YOUR OBJECTIVE:
Identify each line below containing the string "JSON" and copy it.

--- Start of RAW DATA ---

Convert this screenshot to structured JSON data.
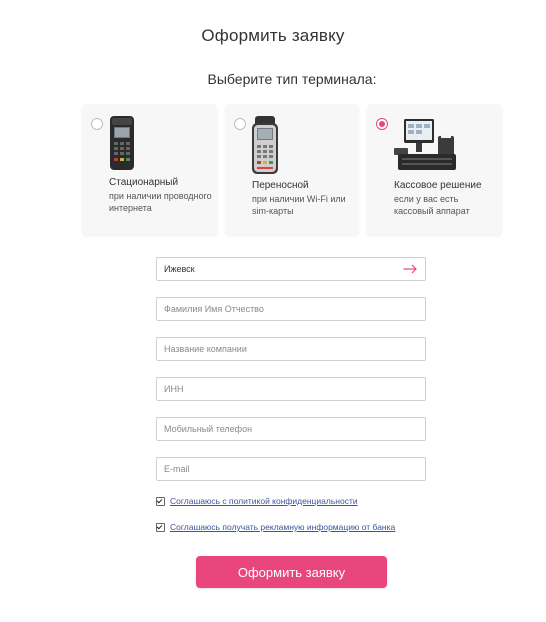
{
  "form": {
    "title": "Оформить заявку",
    "subtitle": "Выберите тип терминала:"
  },
  "terminals": [
    {
      "title": "Стационарный",
      "description": "при наличии проводного интернета",
      "selected": false,
      "icon": "stationary-terminal-icon"
    },
    {
      "title": "Переносной",
      "description": "при наличии Wi-Fi или sim-карты",
      "selected": false,
      "icon": "portable-terminal-icon"
    },
    {
      "title": "Кассовое решение",
      "description": "если у вас есть кассовый аппарат",
      "selected": true,
      "icon": "pos-register-icon"
    }
  ],
  "fields": {
    "city": {
      "value": "Ижевск",
      "placeholder": ""
    },
    "full_name": {
      "value": "",
      "placeholder": "Фамилия Имя Отчество"
    },
    "company": {
      "value": "",
      "placeholder": "Название компании"
    },
    "inn": {
      "value": "",
      "placeholder": "ИНН"
    },
    "phone": {
      "value": "",
      "placeholder": "Мобильный телефон"
    },
    "email": {
      "value": "",
      "placeholder": "E-mail"
    }
  },
  "consents": [
    {
      "label": "Соглашаюсь с политикой конфиденциальности",
      "checked": true
    },
    {
      "label": "Соглашаюсь получать рекламную информацию от банка",
      "checked": true
    }
  ],
  "submit_label": "Оформить заявку",
  "colors": {
    "accent": "#e8467c",
    "card_bg": "#f7f7f7",
    "link": "#3a55a0",
    "border": "#cfcfcf"
  }
}
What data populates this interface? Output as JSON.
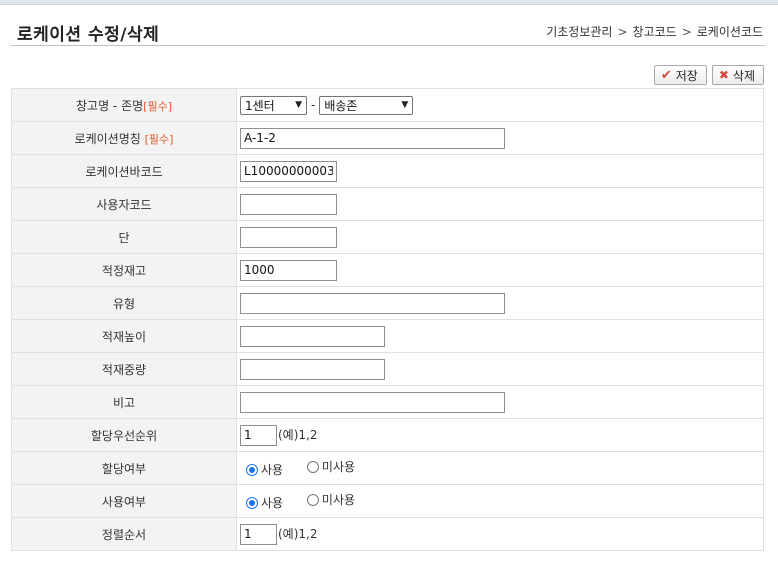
{
  "header": {
    "title": "로케이션 수정/삭제",
    "breadcrumb": [
      "기초정보관리",
      "창고코드",
      "로케이션코드"
    ],
    "separator": ">"
  },
  "toolbar": {
    "save_label": "저장",
    "delete_label": "삭제"
  },
  "form": {
    "required_tag": "[필수]",
    "warehouse": {
      "label": "창고명 - 존명",
      "center_value": "1센터",
      "zone_value": "배송존",
      "dash": "-"
    },
    "location_name": {
      "label": "로케이션명칭",
      "value": "A-1-2"
    },
    "location_barcode": {
      "label": "로케이션바코드",
      "value": "L10000000003"
    },
    "user_code": {
      "label": "사용자코드",
      "value": ""
    },
    "tier": {
      "label": "단",
      "value": ""
    },
    "proper_stock": {
      "label": "적정재고",
      "value": "1000"
    },
    "type": {
      "label": "유형",
      "value": ""
    },
    "stack_height": {
      "label": "적재높이",
      "value": ""
    },
    "stack_weight": {
      "label": "적재중량",
      "value": ""
    },
    "remarks": {
      "label": "비고",
      "value": ""
    },
    "alloc_priority": {
      "label": "할당우선순위",
      "value": "1",
      "hint": "(예)1,2"
    },
    "alloc_flag": {
      "label": "할당여부",
      "options": [
        "사용",
        "미사용"
      ],
      "selected": "사용"
    },
    "use_flag": {
      "label": "사용여부",
      "options": [
        "사용",
        "미사용"
      ],
      "selected": "사용"
    },
    "sort_order": {
      "label": "정렬순서",
      "value": "1",
      "hint": "(예)1,2"
    }
  },
  "colors": {
    "accent_red": "#d24b3a",
    "required": "#e05a2a",
    "radio_blue": "#1a73e8",
    "label_bg": "#f3f3f3"
  }
}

--- End of RAW DATA ---

REPLY:
Convert this screenshot to structured JSON data.
What data populates this interface? Output as JSON.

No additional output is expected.